→ **Do this**: Find the lines holding "thấp" and copy them.

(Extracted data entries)

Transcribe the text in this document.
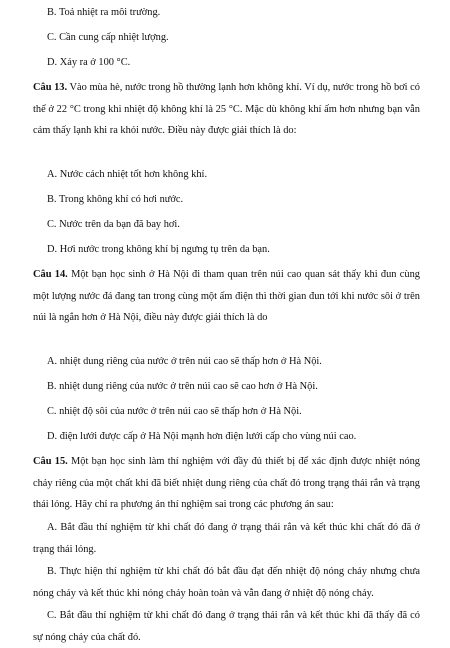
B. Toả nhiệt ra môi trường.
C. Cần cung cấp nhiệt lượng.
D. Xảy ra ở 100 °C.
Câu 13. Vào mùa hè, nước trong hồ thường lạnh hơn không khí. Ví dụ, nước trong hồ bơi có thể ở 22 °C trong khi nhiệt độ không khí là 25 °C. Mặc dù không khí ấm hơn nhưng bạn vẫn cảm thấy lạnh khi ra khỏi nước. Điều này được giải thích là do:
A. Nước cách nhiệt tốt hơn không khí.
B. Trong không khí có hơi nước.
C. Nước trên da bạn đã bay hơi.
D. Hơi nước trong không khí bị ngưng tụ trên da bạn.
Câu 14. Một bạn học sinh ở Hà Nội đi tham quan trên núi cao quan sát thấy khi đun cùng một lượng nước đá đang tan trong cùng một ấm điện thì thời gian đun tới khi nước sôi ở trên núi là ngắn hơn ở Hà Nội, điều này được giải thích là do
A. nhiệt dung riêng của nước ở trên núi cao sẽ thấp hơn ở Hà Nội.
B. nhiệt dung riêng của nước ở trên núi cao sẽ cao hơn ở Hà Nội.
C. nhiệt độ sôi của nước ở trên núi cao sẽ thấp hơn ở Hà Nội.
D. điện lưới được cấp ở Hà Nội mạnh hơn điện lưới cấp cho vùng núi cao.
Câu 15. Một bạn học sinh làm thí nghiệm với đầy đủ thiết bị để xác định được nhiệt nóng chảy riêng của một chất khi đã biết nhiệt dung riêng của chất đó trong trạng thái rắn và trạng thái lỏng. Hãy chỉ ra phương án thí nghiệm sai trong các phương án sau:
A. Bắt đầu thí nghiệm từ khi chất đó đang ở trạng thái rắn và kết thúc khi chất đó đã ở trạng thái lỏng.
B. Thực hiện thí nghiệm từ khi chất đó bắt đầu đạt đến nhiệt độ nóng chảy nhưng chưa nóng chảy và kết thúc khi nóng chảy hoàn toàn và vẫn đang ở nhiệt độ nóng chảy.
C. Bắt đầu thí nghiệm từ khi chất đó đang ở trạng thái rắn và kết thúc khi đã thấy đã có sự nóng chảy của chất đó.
* * *
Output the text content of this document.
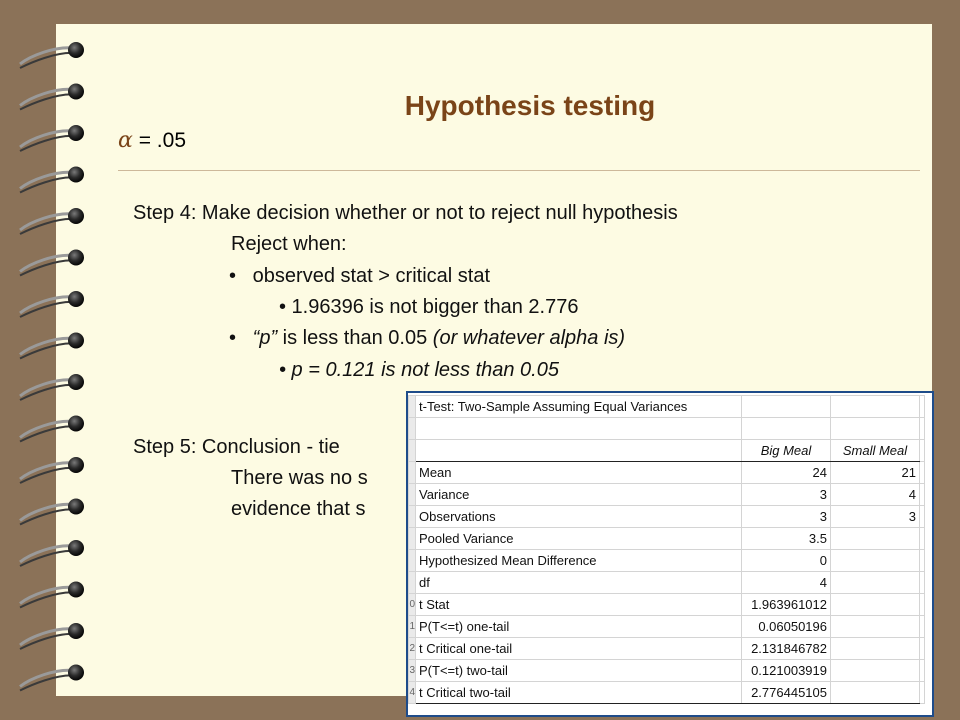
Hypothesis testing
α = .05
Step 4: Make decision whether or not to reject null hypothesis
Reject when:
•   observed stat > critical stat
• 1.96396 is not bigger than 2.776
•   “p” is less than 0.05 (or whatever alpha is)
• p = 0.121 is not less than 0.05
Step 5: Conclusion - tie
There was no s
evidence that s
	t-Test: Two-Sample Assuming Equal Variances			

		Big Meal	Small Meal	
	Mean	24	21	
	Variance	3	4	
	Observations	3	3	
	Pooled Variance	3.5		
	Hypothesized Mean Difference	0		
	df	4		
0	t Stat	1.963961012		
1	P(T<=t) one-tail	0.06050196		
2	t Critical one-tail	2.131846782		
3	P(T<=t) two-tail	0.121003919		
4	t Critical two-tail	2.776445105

→ **Answer below**:
A. nhiệt dung riêng của nước ở trên núi cao sẽ thấp hơn ở Hà Nội.
C. nhiệt độ sôi của nước ở trên núi cao sẽ thấp hơn ở Hà Nội.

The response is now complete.